Identify the lines that contain the string "Emsland" and copy all of them.

A block of data
★ ★ ★ ★
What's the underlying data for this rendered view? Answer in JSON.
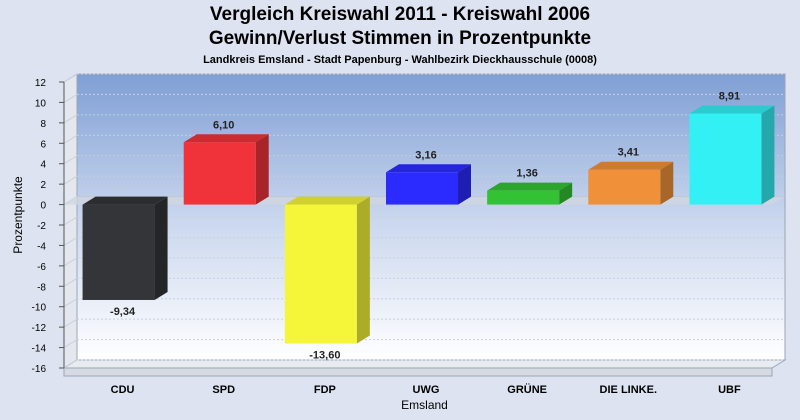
{
  "chart_data": {
    "type": "bar",
    "title": "Vergleich Kreiswahl 2011 - Kreiswahl 2006",
    "subtitle": "Gewinn/Verlust Stimmen in Prozentpunkte",
    "subtitle2": "Landkreis Emsland - Stadt Papenburg - Wahlbezirk Dieckhausschule (0008)",
    "xlabel": "Emsland",
    "ylabel": "Prozentpunkte",
    "ylim": [
      -16,
      12
    ],
    "yticks": [
      12,
      10,
      8,
      6,
      4,
      2,
      0,
      -2,
      -4,
      -6,
      -8,
      -10,
      -12,
      -14,
      -16
    ],
    "categories": [
      "CDU",
      "SPD",
      "FDP",
      "UWG",
      "GRÜNE",
      "DIE LINKE.",
      "UBF"
    ],
    "values": [
      -9.34,
      6.1,
      -13.6,
      3.16,
      1.36,
      3.41,
      8.91
    ],
    "value_labels": [
      "-9,34",
      "6,10",
      "-13,60",
      "3,16",
      "1,36",
      "3,41",
      "8,91"
    ],
    "colors": [
      "#333538",
      "#f0333a",
      "#f5f53a",
      "#2b2bff",
      "#33c233",
      "#f0913a",
      "#33f0f5"
    ],
    "grid": true,
    "legend": "none"
  }
}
★ ★ ★ ★
Exercise response —
    "subtitle2": "Landkreis Emsland - Stadt Papenburg - Wahlbezirk Dieckhausschule (0008)",
    "xlabel": "Emsland",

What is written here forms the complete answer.